• **WHAT IS BEING ASKED**:
Return each line of the data below exactly, omitting any pictures.

• **EXTRACTED INFORMATION**:
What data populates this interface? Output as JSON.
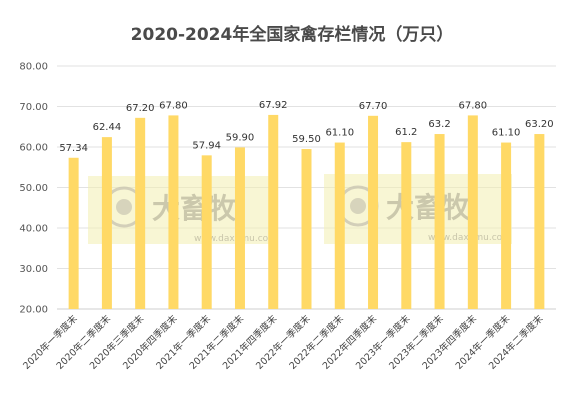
{
  "chart_data": {
    "type": "bar",
    "title": "2020-2024年全国家禽存栏情况（万只）",
    "xlabel": "",
    "ylabel": "",
    "ylim": [
      20,
      80
    ],
    "yticks": [
      "20.00",
      "30.00",
      "40.00",
      "50.00",
      "60.00",
      "70.00",
      "80.00"
    ],
    "grid": true,
    "legend": "none",
    "bar_color": "#ffd966",
    "categories": [
      "2020年一季度末",
      "2020年二季度末",
      "2020年三季度末",
      "2020年四季度末",
      "2021年一季度末",
      "2021年二季度末",
      "2021年四季度末",
      "2022年一季度末",
      "2022年二季度末",
      "2022年四季度末",
      "2023年一季度末",
      "2023年二季度末",
      "2023年四季度末",
      "2024年一季度末",
      "2024年二季度末"
    ],
    "values": [
      57.34,
      62.44,
      67.2,
      67.8,
      57.94,
      59.9,
      67.92,
      59.5,
      61.1,
      67.7,
      61.2,
      63.2,
      67.8,
      61.1,
      63.2
    ],
    "data_labels": [
      "57.34",
      "62.44",
      "67.20",
      "67.80",
      "57.94",
      "59.90",
      "67.92",
      "59.50",
      "61.10",
      "67.70",
      "61.2",
      "63.2",
      "67.80",
      "61.10",
      "63.20"
    ]
  },
  "watermark": {
    "brand": "大畜牧",
    "site": "www.daxumu.com"
  }
}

• **THE ANSWER**:
What data populates this interface? Output as JSON.
{
  "chart_data": {
    "type": "bar",
    "title": "2020-2024年全国家禽存栏情况（万只）",
    "xlabel": "",
    "ylabel": "",
    "ylim": [
      20,
      80
    ],
    "yticks": [
      "20.00",
      "30.00",
      "40.00",
      "50.00",
      "60.00",
      "70.00",
      "80.00"
    ],
    "grid": true,
    "legend": "none",
    "bar_color": "#ffd966",
    "categories": [
      "2020年一季度末",
      "2020年二季度末",
      "2020年三季度末",
      "2020年四季度末",
      "2021年一季度末",
      "2021年二季度末",
      "2021年四季度末",
      "2022年一季度末",
      "2022年二季度末",
      "2022年四季度末",
      "2023年一季度末",
      "2023年二季度末",
      "2023年四季度末",
      "2024年一季度末",
      "2024年二季度末"
    ],
    "values": [
      57.34,
      62.44,
      67.2,
      67.8,
      57.94,
      59.9,
      67.92,
      59.5,
      61.1,
      67.7,
      61.2,
      63.2,
      67.8,
      61.1,
      63.2
    ],
    "data_labels": [
      "57.34",
      "62.44",
      "67.20",
      "67.80",
      "57.94",
      "59.90",
      "67.92",
      "59.50",
      "61.10",
      "67.70",
      "61.2",
      "63.2",
      "67.80",
      "61.10",
      "63.20"
    ]
  },
  "watermark": {
    "brand": "大畜牧",
    "site": "www.daxumu.com"
  }
}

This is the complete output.